>> start Entries

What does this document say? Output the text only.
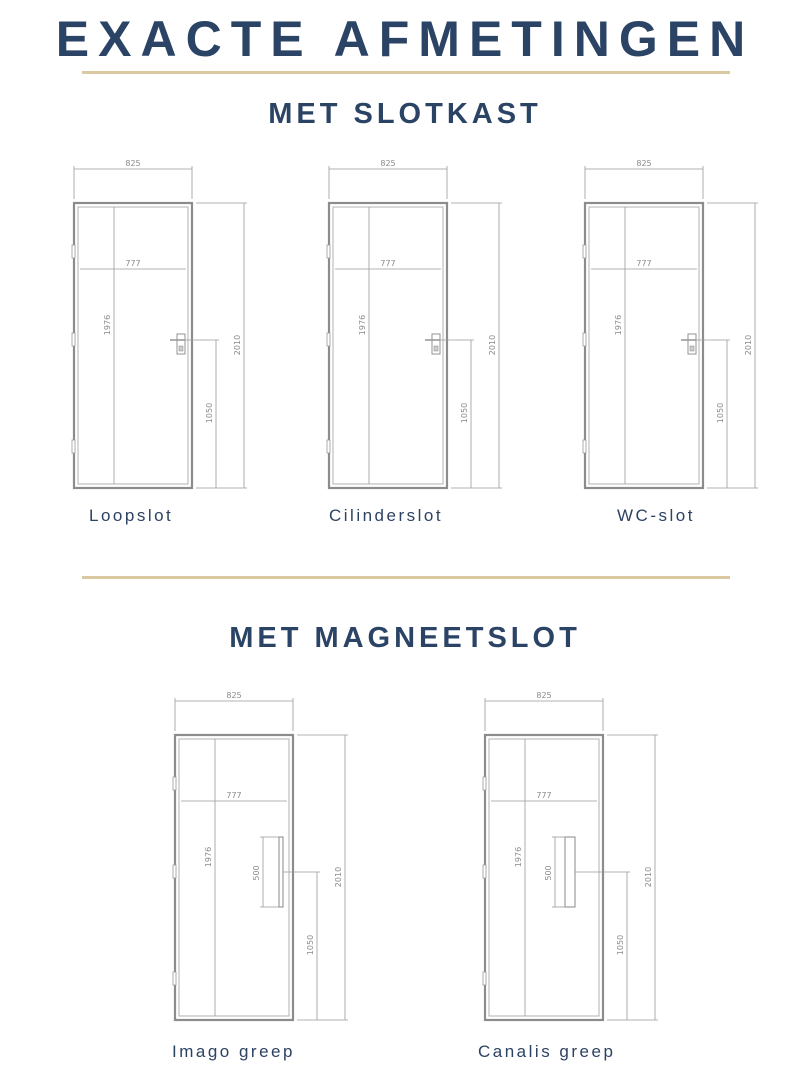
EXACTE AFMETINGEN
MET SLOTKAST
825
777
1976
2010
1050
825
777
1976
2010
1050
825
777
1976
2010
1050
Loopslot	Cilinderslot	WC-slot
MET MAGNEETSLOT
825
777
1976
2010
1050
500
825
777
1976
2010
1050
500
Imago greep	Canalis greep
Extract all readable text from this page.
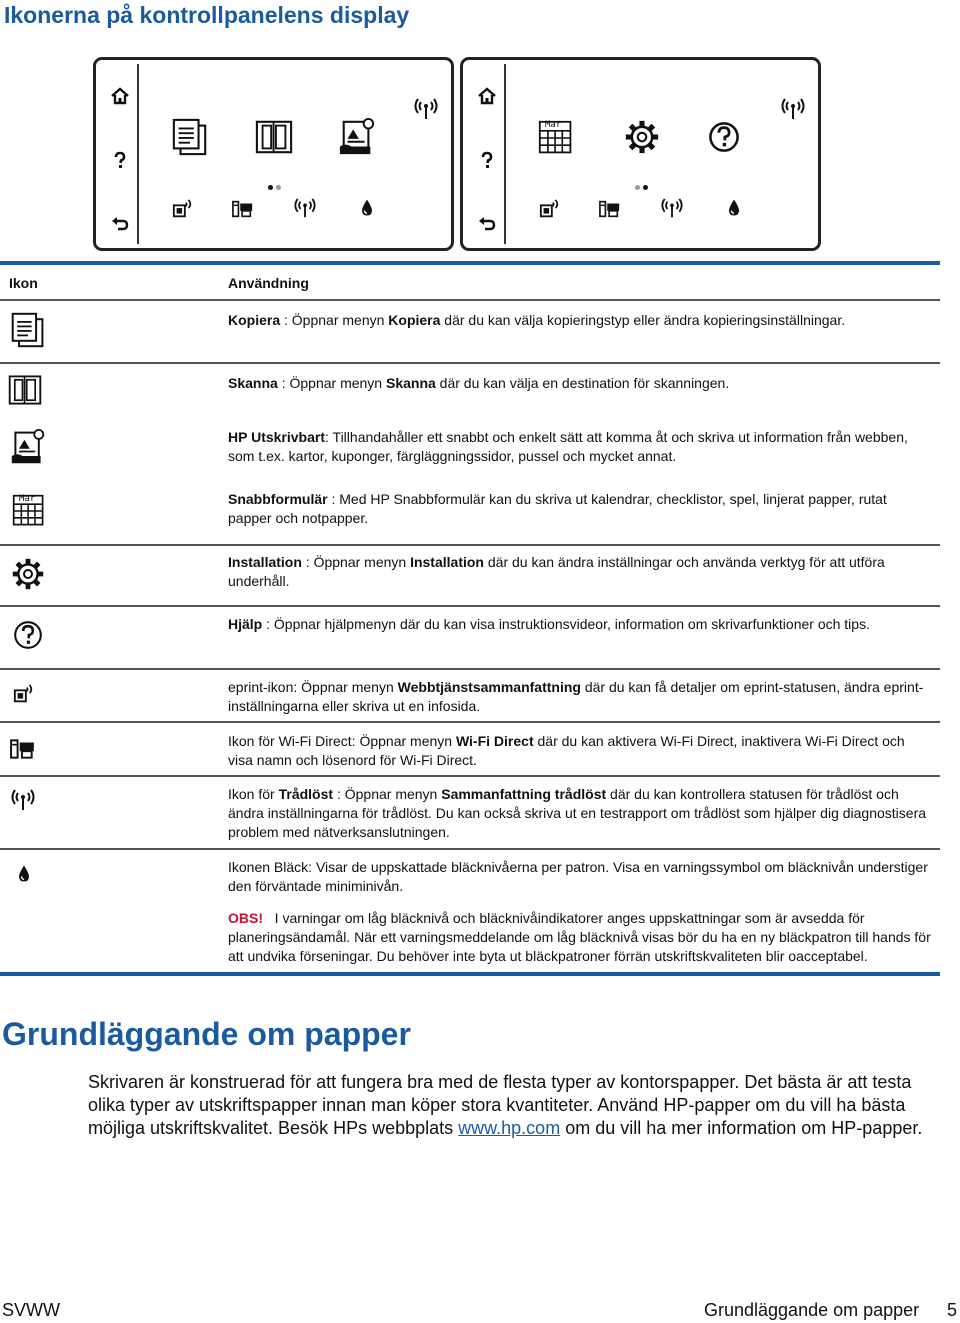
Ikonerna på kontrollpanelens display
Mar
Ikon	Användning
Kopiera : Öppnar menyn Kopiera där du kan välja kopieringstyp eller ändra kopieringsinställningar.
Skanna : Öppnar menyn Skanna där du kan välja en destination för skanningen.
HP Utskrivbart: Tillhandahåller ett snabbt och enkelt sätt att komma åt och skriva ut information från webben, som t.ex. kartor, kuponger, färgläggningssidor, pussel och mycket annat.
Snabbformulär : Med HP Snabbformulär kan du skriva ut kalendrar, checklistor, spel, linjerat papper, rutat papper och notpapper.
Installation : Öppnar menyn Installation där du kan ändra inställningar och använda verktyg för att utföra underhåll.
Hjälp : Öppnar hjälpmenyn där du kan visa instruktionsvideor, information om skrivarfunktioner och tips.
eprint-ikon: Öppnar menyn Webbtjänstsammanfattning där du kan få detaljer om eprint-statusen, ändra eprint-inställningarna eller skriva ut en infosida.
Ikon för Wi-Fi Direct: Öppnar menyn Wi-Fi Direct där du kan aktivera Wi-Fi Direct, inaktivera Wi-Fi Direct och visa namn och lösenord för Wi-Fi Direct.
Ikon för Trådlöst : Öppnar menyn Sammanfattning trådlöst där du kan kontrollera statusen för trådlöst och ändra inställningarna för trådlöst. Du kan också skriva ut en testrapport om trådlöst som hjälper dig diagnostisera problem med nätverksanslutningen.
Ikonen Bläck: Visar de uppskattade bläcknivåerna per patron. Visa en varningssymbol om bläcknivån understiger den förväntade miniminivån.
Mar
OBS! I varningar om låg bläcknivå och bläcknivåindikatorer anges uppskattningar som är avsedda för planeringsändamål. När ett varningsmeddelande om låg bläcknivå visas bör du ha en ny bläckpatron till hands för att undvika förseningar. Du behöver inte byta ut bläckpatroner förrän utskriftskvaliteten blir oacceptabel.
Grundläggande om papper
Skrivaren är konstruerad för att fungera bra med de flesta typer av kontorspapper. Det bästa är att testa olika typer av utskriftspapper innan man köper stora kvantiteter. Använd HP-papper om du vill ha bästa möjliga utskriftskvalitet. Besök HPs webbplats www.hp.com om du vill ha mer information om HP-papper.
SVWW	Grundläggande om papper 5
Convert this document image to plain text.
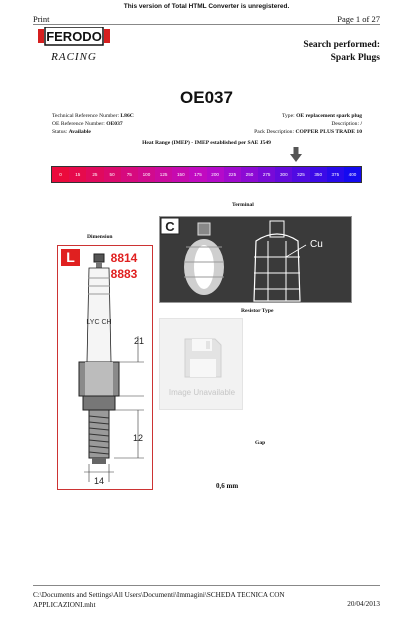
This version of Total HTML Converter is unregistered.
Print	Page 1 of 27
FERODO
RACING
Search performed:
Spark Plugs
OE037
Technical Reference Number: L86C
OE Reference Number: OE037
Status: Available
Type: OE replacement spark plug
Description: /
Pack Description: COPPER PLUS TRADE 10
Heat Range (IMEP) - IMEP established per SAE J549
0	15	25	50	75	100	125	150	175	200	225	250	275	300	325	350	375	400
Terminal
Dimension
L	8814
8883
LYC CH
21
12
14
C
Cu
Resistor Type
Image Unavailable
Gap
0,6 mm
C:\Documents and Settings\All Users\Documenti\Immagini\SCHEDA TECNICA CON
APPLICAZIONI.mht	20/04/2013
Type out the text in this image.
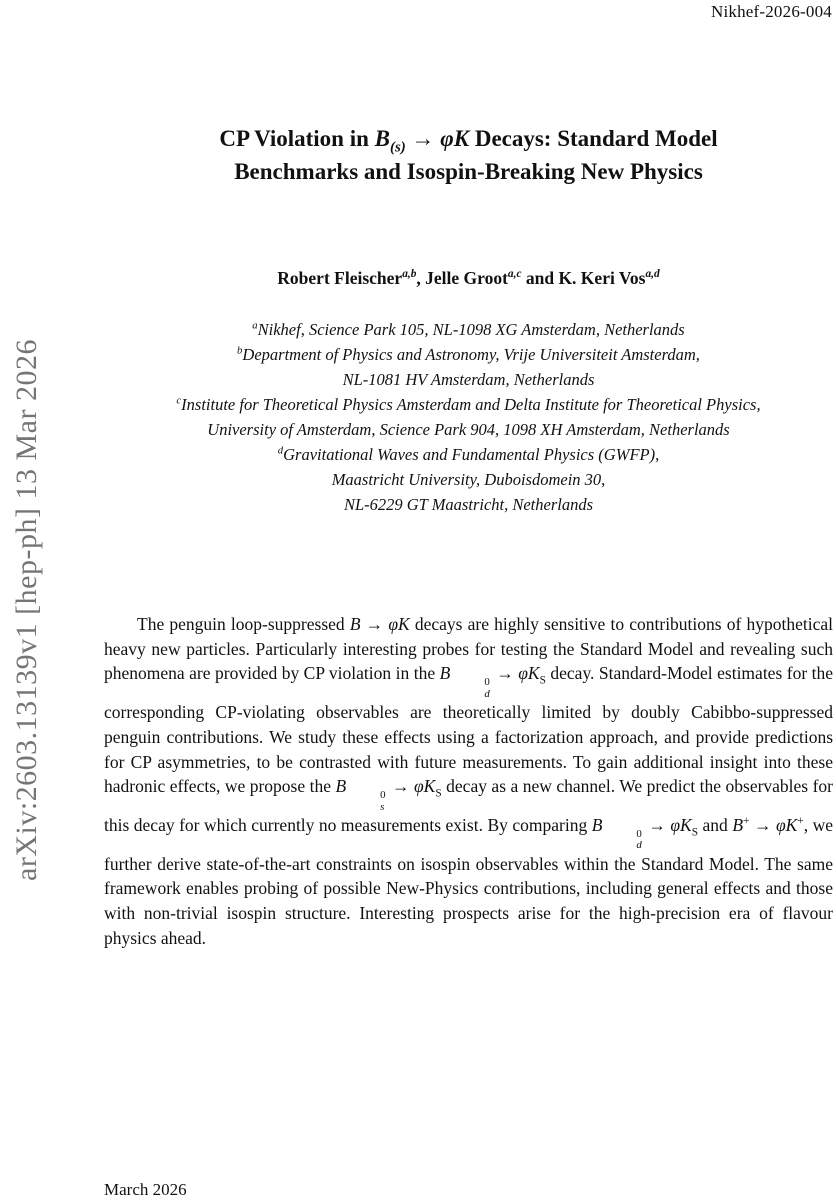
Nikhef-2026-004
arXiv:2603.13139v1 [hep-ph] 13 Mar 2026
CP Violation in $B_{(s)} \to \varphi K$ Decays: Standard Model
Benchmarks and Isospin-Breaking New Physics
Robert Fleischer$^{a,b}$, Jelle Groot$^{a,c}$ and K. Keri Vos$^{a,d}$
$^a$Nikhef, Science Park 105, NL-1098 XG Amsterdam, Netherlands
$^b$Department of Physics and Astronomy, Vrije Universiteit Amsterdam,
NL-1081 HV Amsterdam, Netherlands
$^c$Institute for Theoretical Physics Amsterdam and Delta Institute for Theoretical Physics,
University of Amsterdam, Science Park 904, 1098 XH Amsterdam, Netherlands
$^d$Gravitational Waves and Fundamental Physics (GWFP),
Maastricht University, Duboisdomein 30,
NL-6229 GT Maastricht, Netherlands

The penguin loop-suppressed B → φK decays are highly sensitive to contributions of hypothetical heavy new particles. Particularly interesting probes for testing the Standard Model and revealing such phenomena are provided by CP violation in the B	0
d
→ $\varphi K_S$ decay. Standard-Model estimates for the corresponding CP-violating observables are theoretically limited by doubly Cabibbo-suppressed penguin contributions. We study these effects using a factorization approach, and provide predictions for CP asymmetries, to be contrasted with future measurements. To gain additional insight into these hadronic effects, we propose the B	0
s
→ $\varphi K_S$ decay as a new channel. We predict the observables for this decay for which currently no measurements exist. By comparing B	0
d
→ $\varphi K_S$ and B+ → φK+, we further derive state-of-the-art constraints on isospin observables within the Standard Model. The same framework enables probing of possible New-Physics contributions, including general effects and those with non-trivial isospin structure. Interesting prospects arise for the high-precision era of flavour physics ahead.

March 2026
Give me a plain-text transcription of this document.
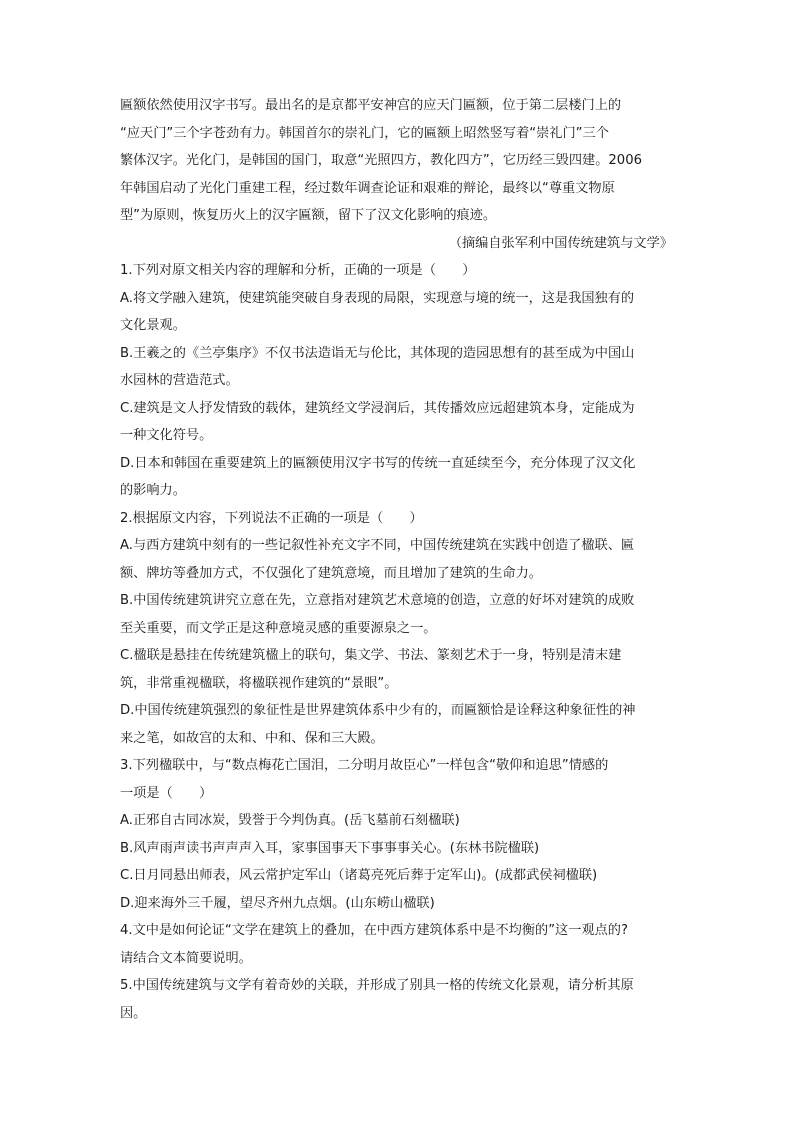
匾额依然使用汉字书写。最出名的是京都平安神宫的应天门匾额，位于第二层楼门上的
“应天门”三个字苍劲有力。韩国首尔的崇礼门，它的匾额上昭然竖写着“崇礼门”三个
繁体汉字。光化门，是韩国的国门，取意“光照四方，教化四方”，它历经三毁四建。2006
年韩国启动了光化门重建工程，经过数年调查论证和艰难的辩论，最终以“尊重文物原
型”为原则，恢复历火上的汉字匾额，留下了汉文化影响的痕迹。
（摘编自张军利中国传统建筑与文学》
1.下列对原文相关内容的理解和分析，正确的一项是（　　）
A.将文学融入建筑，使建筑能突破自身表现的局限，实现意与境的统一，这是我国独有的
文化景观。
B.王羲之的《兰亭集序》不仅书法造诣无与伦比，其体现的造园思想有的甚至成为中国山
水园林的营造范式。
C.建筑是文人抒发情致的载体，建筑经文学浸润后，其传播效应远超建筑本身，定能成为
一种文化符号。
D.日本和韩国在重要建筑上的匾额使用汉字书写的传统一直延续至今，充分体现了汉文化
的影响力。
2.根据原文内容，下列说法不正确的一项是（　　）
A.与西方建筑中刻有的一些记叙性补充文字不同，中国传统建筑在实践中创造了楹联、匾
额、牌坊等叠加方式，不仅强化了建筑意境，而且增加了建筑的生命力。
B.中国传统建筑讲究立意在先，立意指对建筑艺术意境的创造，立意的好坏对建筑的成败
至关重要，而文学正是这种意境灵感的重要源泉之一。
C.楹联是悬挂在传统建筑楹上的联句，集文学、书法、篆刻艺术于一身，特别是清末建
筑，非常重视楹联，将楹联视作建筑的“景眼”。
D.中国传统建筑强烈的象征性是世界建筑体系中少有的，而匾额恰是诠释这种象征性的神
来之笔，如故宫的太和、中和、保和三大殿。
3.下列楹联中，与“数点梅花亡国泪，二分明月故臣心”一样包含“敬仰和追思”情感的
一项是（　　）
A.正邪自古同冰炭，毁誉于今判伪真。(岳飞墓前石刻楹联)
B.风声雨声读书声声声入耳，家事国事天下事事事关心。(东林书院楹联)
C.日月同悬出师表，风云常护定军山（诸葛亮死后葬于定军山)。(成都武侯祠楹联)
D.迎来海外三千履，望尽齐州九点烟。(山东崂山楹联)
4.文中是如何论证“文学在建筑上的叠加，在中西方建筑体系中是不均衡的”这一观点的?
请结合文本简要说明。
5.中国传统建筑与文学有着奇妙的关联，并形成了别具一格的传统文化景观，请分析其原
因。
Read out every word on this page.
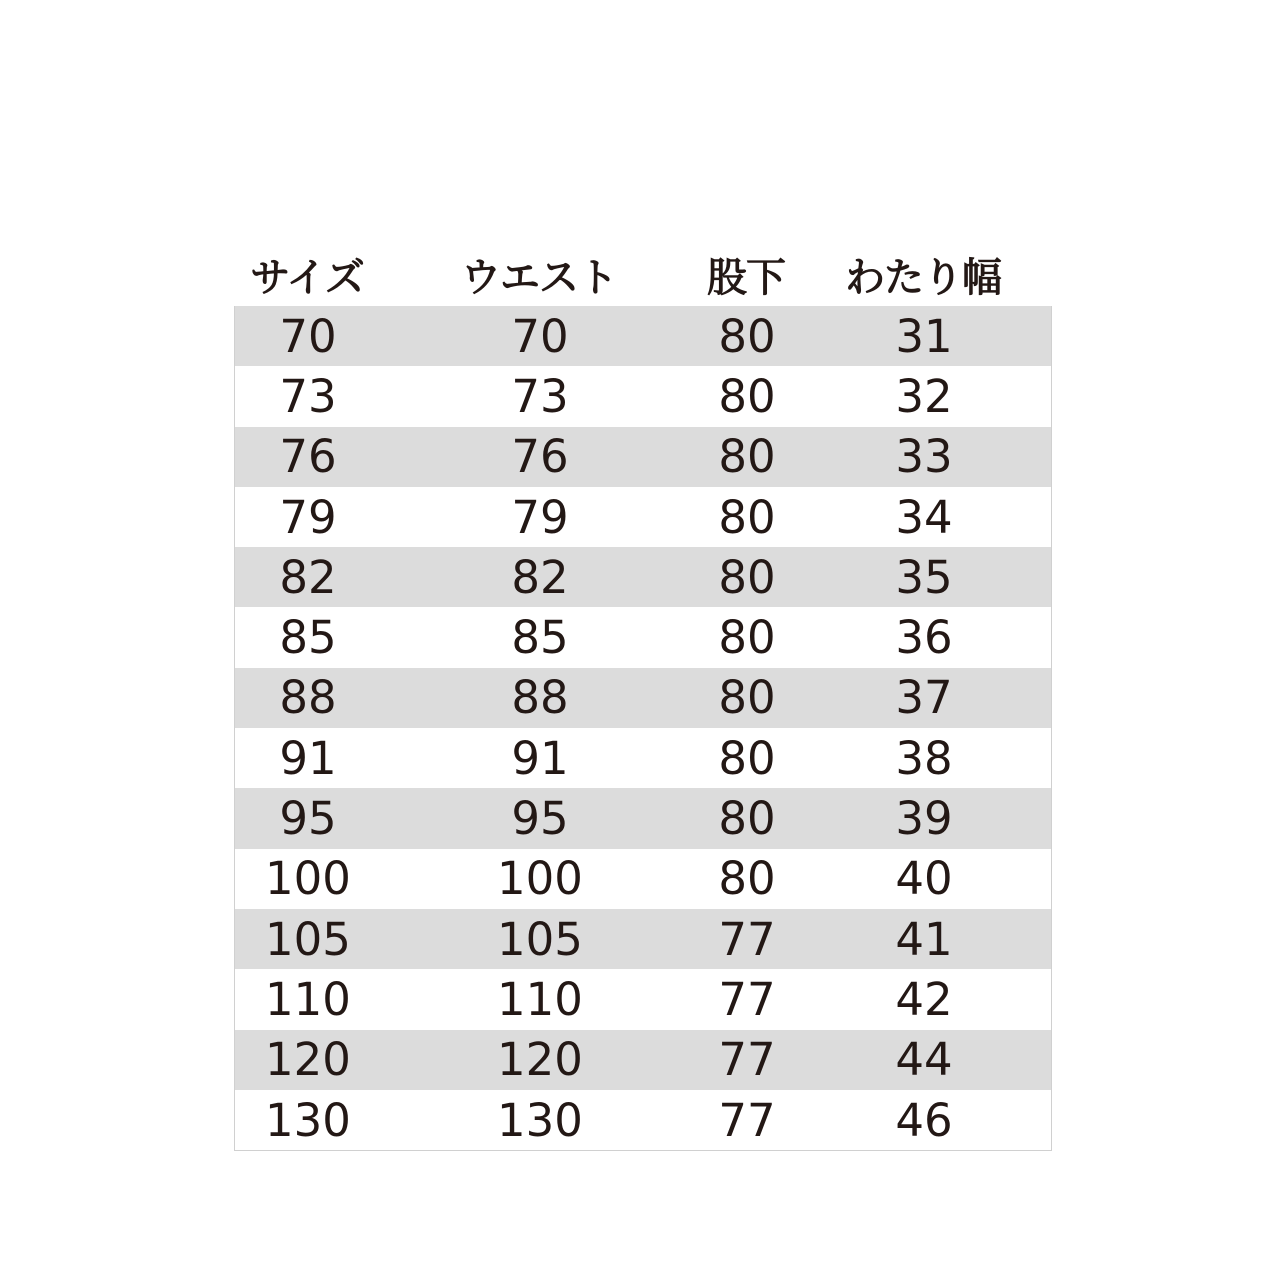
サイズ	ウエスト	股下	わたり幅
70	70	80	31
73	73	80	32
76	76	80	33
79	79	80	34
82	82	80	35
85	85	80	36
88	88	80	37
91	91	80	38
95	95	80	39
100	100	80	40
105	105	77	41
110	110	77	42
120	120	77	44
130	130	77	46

>> end Entries

-- Request --
Scan the entries above. Copy each line that has the string "eller".

-- Completed task --
Kopiera : Öppnar menyn Kopiera där du kan välja kopieringstyp eller ändra kopieringsinställningar.
eprint-ikon: Öppnar menyn Webbtjänstsammanfattning där du kan få detaljer om eprint-statusen, ändra eprint-inställningarna eller skriva ut en infosida.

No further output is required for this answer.